-- Start of Stored data --
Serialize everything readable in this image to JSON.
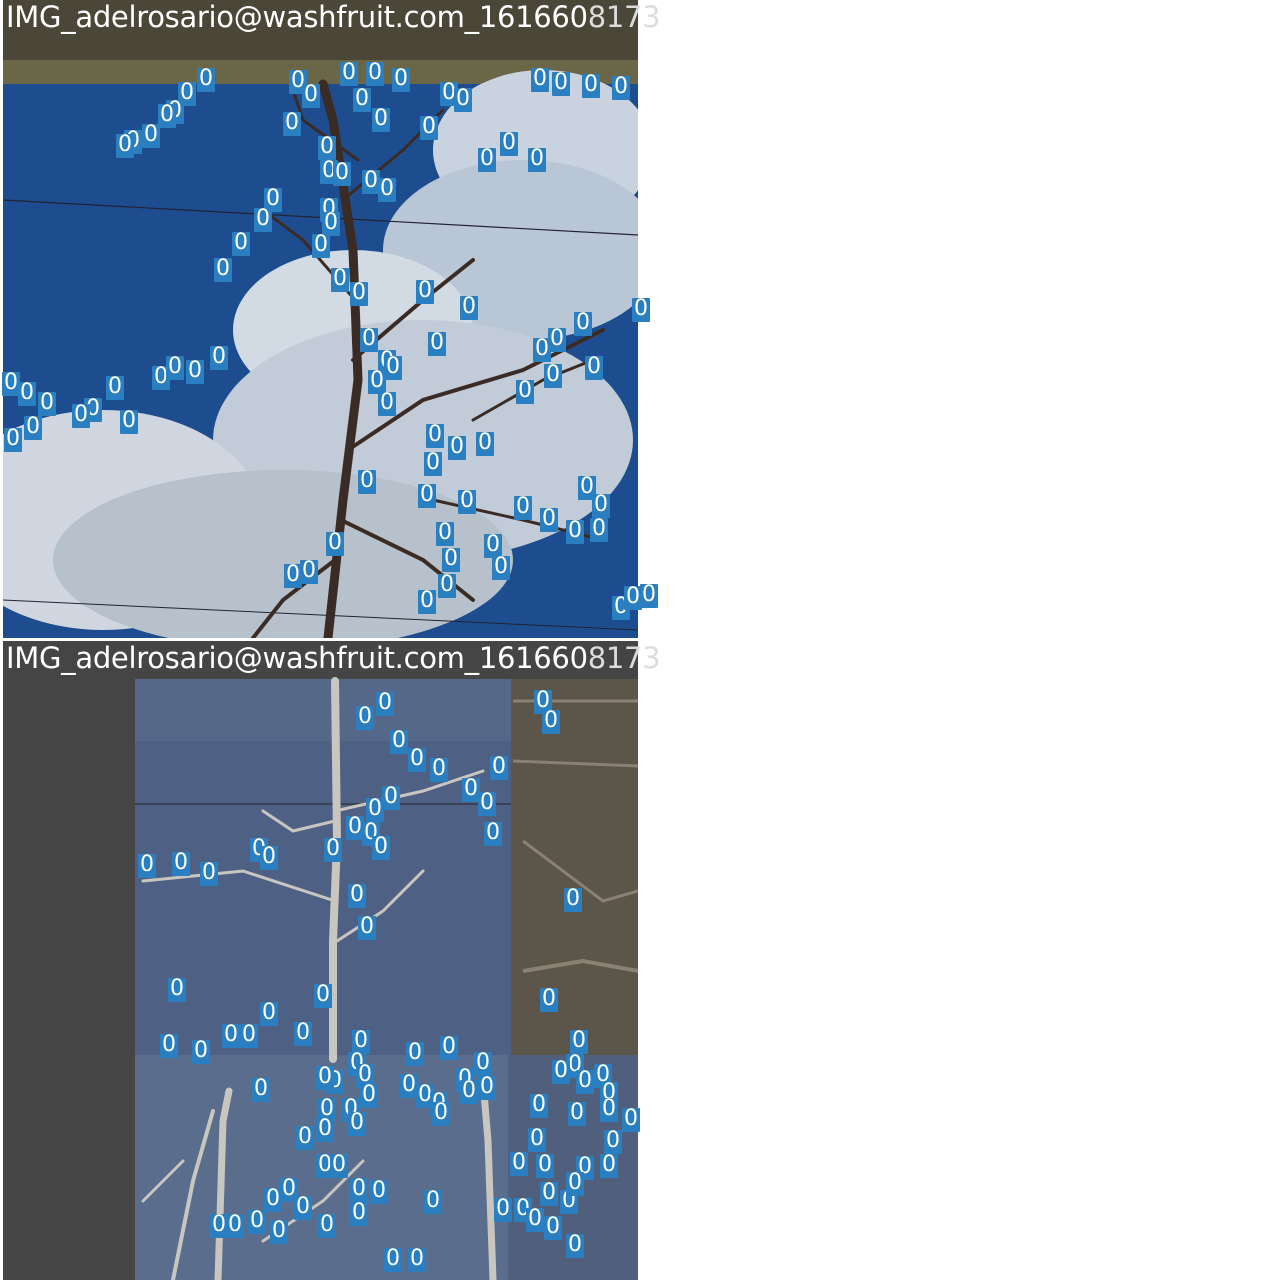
{
  "tiles": [
    {
      "caption_text": "IMG_adelrosario@washfruit.com_161660",
      "caption_tail": "8173"
    },
    {
      "caption_text": "IMG_adelrosario@washfruit.com_161660",
      "caption_tail": "8173"
    }
  ],
  "detection_label": "0",
  "colors": {
    "box": "#2a7fc1",
    "label_text": "#ffffff",
    "sky": "#1c4a8f",
    "dark_pad": "#444444"
  }
}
-- End of Stored data --
* Direction: Transcribe all of the records above character for character. Exclude the pictures.

* Task response:
Serialize everything readable in this image to JSON.
{
  "tiles": [
    {
      "caption_text": "IMG_adelrosario@washfruit.com_161660",
      "caption_tail": "8173"
    },
    {
      "caption_text": "IMG_adelrosario@washfruit.com_161660",
      "caption_tail": "8173"
    }
  ],
  "detection_label": "0",
  "colors": {
    "box": "#2a7fc1",
    "label_text": "#ffffff",
    "sky": "#1c4a8f",
    "dark_pad": "#444444"
  }
}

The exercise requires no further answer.